Records shown section start
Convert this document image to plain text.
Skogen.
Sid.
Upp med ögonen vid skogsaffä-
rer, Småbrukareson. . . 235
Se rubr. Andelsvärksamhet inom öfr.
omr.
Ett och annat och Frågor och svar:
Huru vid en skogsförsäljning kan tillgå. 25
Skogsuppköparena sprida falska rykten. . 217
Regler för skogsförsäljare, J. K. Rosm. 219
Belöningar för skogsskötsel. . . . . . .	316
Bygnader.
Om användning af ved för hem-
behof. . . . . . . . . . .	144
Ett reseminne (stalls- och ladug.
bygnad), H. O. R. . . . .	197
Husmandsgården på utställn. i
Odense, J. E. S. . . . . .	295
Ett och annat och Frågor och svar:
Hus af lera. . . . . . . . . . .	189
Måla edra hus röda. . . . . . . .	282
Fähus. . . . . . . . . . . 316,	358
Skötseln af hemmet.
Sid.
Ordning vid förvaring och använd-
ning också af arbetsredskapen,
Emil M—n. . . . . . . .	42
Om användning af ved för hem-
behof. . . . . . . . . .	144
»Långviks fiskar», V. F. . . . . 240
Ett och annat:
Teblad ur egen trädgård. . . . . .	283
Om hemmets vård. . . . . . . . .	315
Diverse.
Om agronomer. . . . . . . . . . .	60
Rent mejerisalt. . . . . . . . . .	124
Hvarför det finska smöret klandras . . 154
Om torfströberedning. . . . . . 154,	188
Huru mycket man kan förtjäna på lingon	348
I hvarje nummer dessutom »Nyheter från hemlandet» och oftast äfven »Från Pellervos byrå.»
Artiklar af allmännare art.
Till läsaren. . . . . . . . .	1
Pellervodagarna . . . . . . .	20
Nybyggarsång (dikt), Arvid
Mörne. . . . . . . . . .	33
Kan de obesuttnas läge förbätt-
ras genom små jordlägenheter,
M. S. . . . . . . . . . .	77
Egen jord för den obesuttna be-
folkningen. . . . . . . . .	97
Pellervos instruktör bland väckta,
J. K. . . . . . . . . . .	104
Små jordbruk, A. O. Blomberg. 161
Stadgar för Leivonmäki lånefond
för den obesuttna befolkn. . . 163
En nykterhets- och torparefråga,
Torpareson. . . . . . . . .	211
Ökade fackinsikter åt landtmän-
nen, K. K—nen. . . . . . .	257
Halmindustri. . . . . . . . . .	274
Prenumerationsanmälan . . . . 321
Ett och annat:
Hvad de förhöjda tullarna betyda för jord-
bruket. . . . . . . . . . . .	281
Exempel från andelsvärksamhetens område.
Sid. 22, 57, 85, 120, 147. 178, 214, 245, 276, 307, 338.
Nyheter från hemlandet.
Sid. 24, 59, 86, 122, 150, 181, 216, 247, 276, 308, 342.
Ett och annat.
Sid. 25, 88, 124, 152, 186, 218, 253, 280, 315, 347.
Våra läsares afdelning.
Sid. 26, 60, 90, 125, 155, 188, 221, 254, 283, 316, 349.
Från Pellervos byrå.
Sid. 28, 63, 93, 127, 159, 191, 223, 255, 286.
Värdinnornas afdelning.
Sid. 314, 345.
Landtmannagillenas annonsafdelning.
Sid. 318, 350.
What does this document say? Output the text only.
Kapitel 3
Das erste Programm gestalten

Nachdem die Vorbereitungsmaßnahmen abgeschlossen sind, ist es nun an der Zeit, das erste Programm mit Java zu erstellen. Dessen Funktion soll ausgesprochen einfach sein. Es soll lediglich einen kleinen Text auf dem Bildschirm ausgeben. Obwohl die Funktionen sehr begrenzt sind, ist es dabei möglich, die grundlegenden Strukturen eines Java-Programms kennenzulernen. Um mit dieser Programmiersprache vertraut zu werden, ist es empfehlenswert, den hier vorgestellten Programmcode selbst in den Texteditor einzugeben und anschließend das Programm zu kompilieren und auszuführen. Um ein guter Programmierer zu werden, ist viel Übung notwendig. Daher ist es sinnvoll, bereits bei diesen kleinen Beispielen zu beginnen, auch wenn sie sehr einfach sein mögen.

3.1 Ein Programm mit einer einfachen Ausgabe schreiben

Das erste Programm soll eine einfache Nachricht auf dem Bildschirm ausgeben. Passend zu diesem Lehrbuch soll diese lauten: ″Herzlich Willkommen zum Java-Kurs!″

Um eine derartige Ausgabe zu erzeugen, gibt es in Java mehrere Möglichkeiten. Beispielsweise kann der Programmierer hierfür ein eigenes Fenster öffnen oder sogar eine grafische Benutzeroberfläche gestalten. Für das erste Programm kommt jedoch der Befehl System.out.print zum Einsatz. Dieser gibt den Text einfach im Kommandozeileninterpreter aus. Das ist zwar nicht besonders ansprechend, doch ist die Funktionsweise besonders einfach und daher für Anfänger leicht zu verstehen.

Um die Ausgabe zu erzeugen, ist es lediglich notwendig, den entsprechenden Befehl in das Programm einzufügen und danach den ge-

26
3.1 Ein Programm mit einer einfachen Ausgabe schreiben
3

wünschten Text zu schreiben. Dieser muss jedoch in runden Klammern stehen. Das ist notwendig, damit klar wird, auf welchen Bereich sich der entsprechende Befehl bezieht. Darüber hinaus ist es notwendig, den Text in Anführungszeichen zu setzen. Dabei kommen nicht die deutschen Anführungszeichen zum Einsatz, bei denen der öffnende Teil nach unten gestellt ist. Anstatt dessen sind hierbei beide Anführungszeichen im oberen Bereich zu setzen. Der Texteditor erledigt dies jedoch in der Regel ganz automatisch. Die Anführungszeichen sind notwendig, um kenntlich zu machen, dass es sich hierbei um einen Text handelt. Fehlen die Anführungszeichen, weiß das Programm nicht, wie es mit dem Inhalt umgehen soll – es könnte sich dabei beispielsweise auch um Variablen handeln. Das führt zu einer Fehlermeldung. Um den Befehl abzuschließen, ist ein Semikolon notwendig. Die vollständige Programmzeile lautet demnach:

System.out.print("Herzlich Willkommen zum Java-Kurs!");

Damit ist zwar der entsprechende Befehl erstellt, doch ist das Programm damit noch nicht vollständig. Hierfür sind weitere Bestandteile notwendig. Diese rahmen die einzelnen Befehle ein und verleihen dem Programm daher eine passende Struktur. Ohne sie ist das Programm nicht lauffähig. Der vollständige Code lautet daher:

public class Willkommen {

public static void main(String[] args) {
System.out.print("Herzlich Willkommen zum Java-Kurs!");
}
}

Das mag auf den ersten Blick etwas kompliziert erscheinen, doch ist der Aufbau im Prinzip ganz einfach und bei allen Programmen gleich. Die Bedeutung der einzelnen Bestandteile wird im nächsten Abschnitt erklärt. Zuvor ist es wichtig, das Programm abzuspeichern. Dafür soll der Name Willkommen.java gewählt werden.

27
Records shown section end
▶ Description of the task
Please list every line of the records that contains "document".

▶ Written solution
Convert this document image to plain text.
What does this document say? Output the text only.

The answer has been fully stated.